■ **Required work**
Reproduce the complete listing without any deviation.
───── Records to process ─────
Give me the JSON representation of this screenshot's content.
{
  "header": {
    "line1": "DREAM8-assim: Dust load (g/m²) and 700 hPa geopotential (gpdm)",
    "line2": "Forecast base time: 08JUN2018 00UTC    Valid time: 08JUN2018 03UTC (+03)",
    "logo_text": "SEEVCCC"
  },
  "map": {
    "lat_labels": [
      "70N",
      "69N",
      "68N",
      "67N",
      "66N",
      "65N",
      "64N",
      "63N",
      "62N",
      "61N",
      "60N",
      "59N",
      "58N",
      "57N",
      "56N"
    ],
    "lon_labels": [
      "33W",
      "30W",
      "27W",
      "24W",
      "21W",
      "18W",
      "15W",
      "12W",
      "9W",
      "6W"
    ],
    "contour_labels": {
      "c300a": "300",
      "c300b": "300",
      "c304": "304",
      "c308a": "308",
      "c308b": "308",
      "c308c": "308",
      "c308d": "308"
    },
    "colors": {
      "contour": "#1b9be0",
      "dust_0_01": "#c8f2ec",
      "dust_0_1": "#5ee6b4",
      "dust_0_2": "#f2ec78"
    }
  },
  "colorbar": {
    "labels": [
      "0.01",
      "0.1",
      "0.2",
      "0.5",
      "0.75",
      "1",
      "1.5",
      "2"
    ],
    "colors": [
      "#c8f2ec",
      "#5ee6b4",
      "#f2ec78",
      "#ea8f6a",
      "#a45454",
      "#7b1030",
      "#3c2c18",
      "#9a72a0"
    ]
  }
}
─────
■ **Task result**
Give me the JSON representation of this screenshot's content.
{
  "header": {
    "line1": "DREAM8-assim: Dust load (g/m²) and 700 hPa geopotential (gpdm)",
    "line2": "Forecast base time: 08JUN2018 00UTC    Valid time: 08JUN2018 03UTC (+03)",
    "logo_text": "SEEVCCC"
  },
  "map": {
    "lat_labels": [
      "70N",
      "69N",
      "68N",
      "67N",
      "66N",
      "65N",
      "64N",
      "63N",
      "62N",
      "61N",
      "60N",
      "59N",
      "58N",
      "57N",
      "56N"
    ],
    "lon_labels": [
      "33W",
      "30W",
      "27W",
      "24W",
      "21W",
      "18W",
      "15W",
      "12W",
      "9W",
      "6W"
    ],
    "contour_labels": {
      "c300a": "300",
      "c300b": "300",
      "c304": "304",
      "c308a": "308",
      "c308b": "308",
      "c308c": "308",
      "c308d": "308"
    },
    "colors": {
      "contour": "#1b9be0",
      "dust_0_01": "#c8f2ec",
      "dust_0_1": "#5ee6b4",
      "dust_0_2": "#f2ec78"
    }
  },
  "colorbar": {
    "labels": [
      "0.01",
      "0.1",
      "0.2",
      "0.5",
      "0.75",
      "1",
      "1.5",
      "2"
    ],
    "colors": [
      "#c8f2ec",
      "#5ee6b4",
      "#f2ec78",
      "#ea8f6a",
      "#a45454",
      "#7b1030",
      "#3c2c18",
      "#9a72a0"
    ]
  }
}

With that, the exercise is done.